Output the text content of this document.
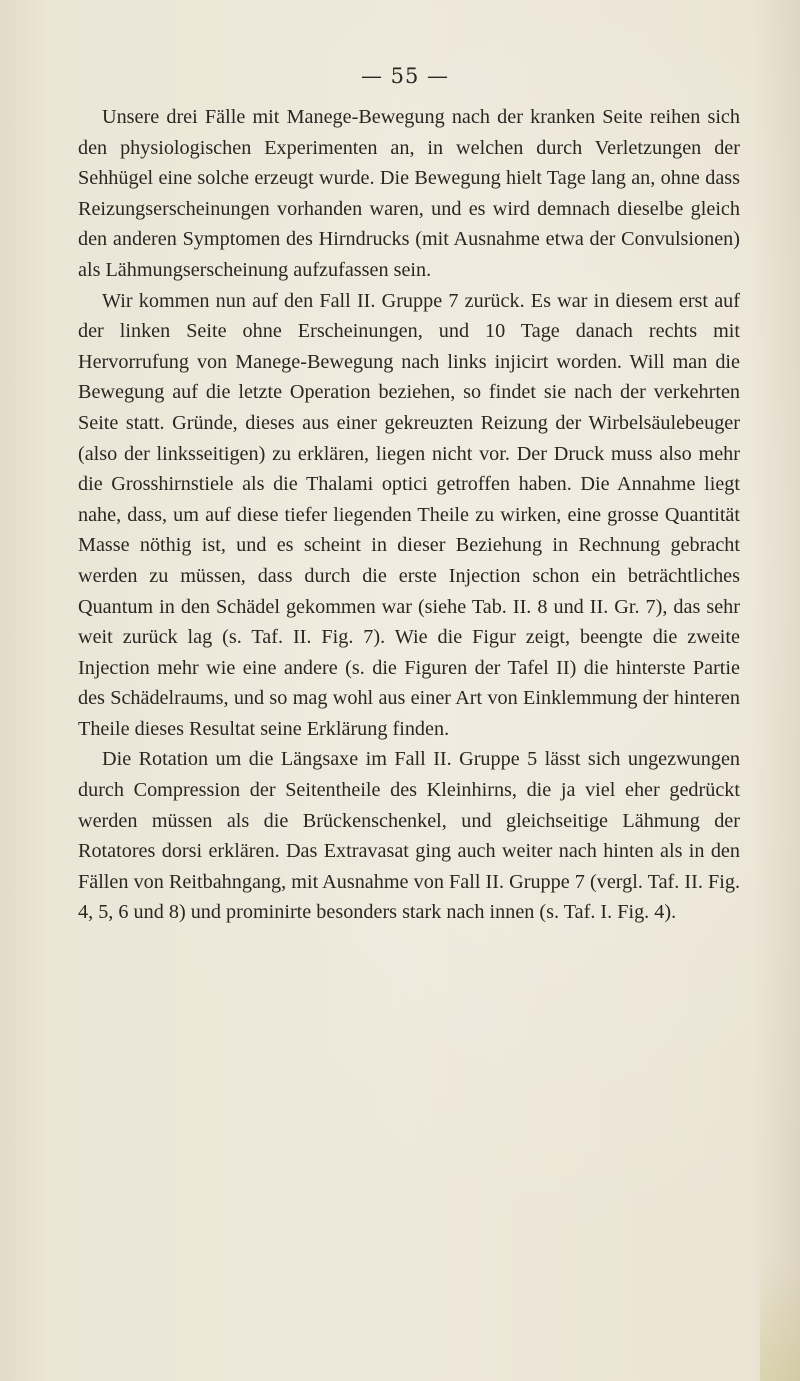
— 55 —

Unsere drei Fälle mit Manege-Bewegung nach der kranken Seite reihen sich den physiologischen Experimenten an, in welchen durch Verletzungen der Sehhügel eine solche erzeugt wurde. Die Bewegung hielt Tage lang an, ohne dass Reizungserscheinungen vorhanden waren, und es wird demnach dieselbe gleich den anderen Symptomen des Hirndrucks (mit Ausnahme etwa der Convulsionen) als Lähmungserscheinung aufzufassen sein.

Wir kommen nun auf den Fall II. Gruppe 7 zurück. Es war in diesem erst auf der linken Seite ohne Erscheinungen, und 10 Tage danach rechts mit Hervorrufung von Manege-Bewegung nach links injicirt worden. Will man die Bewegung auf die letzte Operation beziehen, so findet sie nach der verkehrten Seite statt. Gründe, dieses aus einer gekreuzten Reizung der Wirbelsäulebeuger (also der linksseitigen) zu erklären, liegen nicht vor. Der Druck muss also mehr die Grosshirnstiele als die Thalami optici getroffen haben. Die Annahme liegt nahe, dass, um auf diese tiefer liegenden Theile zu wirken, eine grosse Quantität Masse nöthig ist, und es scheint in dieser Beziehung in Rechnung gebracht werden zu müssen, dass durch die erste Injection schon ein beträchtliches Quantum in den Schädel gekommen war (siehe Tab. II. 8 und II. Gr. 7), das sehr weit zurück lag (s. Taf. II. Fig. 7). Wie die Figur zeigt, beengte die zweite Injection mehr wie eine andere (s. die Figuren der Tafel II) die hinterste Partie des Schädelraums, und so mag wohl aus einer Art von Einklemmung der hinteren Theile dieses Resultat seine Erklärung finden.

Die Rotation um die Längsaxe im Fall II. Gruppe 5 lässt sich ungezwungen durch Compression der Seitentheile des Kleinhirns, die ja viel eher gedrückt werden müssen als die Brückenschenkel, und gleichseitige Lähmung der Rotatores dorsi erklären. Das Extravasat ging auch weiter nach hinten als in den Fällen von Reitbahngang, mit Ausnahme von Fall II. Gruppe 7 (vergl. Taf. II. Fig. 4, 5, 6 und 8) und prominirte besonders stark nach innen (s. Taf. I. Fig. 4).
——————————
Written instruction: Report all lines of the data above that include the string "ohne".

Result:
Unsere drei Fälle mit Manege-Bewegung nach der kranken Seite reihen sich den physiologischen Experimenten an, in welchen durch Verletzungen der Sehhügel eine solche erzeugt wurde. Die Bewegung hielt Tage lang an, ohne dass Reizungserscheinungen vorhanden waren, und es wird demnach dieselbe gleich den anderen Symptomen des Hirndrucks (mit Ausnahme etwa der Convulsionen) als Lähmungserscheinung aufzufassen sein.
Wir kommen nun auf den Fall II. Gruppe 7 zurück. Es war in diesem erst auf der linken Seite ohne Erscheinungen, und 10 Tage danach rechts mit Hervorrufung von Manege-Bewegung nach links injicirt worden. Will man die Bewegung auf die letzte Operation beziehen, so findet sie nach der verkehrten Seite statt. Gründe, dieses aus einer gekreuzten Reizung der Wirbelsäulebeuger (also der linksseitigen) zu erklären, liegen nicht vor. Der Druck muss also mehr die Grosshirnstiele als die Thalami optici getroffen haben. Die Annahme liegt nahe, dass, um auf diese tiefer liegenden Theile zu wirken, eine grosse Quantität Masse nöthig ist, und es scheint in dieser Beziehung in Rechnung gebracht werden zu müssen, dass durch die erste Injection schon ein beträchtliches Quantum in den Schädel gekommen war (siehe Tab. II. 8 und II. Gr. 7), das sehr weit zurück lag (s. Taf. II. Fig. 7). Wie die Figur zeigt, beengte die zweite Injection mehr wie eine andere (s. die Figuren der Tafel II) die hinterste Partie des Schädelraums, und so mag wohl aus einer Art von Einklemmung der hinteren Theile dieses Resultat seine Erklärung finden.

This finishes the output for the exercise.